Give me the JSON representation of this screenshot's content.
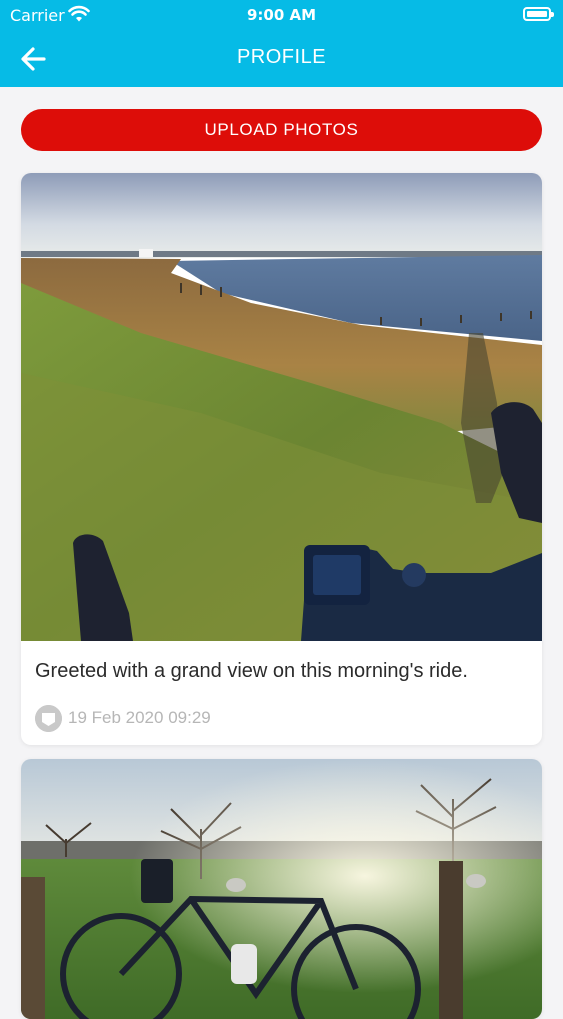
{
  "status_bar": {
    "carrier": "Carrier",
    "time": "9:00 AM"
  },
  "nav": {
    "title": "PROFILE",
    "back_icon": "arrow-left-icon"
  },
  "upload_button": {
    "label": "UPLOAD PHOTOS"
  },
  "posts": [
    {
      "caption": "Greeted with a grand view on this morning's ride.",
      "date": "19 Feb 2020 09:29"
    },
    {}
  ],
  "colors": {
    "header": "#06bbe6",
    "upload_button": "#dd0d09",
    "background": "#f4f4f6"
  }
}
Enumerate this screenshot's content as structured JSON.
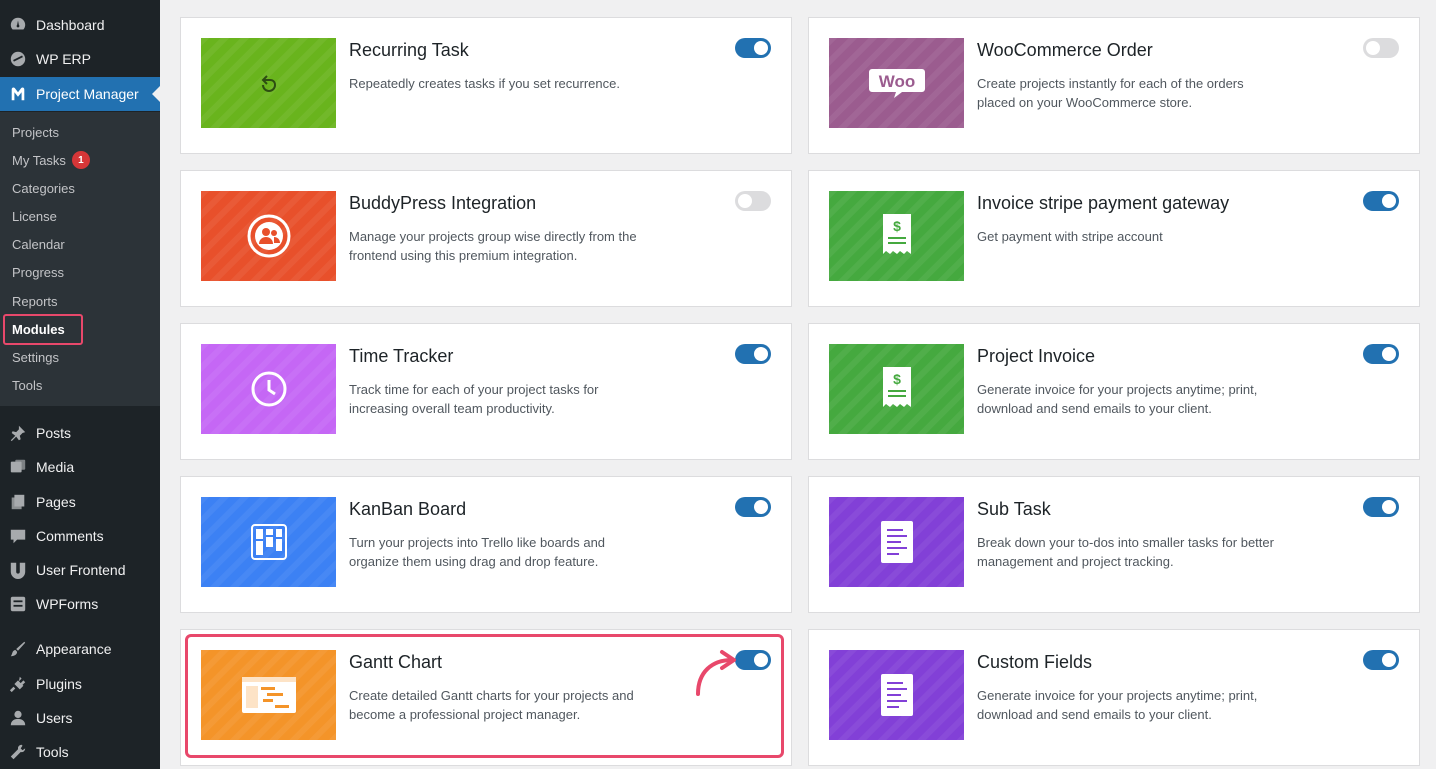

────

• Set problem
Quote every record above exactly, omitting any pictures they contain.

• Problem solution
Give me the JSON representation of this screenshot's content.
{
  "status_bar": {
    "carrier": "Carrier",
    "time": "9:00 AM"
  },
  "nav": {
    "title": "PROFILE",
    "back_icon": "arrow-left-icon"
  },
  "upload_button": {
    "label": "UPLOAD PHOTOS"
  },
  "posts": [
    {
      "caption": "Greeted with a grand view on this morning's ride.",
      "date": "19 Feb 2020 09:29"
    },
    {}
  ],
  "colors": {
    "header": "#06bbe6",
    "upload_button": "#dd0d09",
    "background": "#f4f4f6"
  }
}
Enumerate this screenshot's content as structured JSON.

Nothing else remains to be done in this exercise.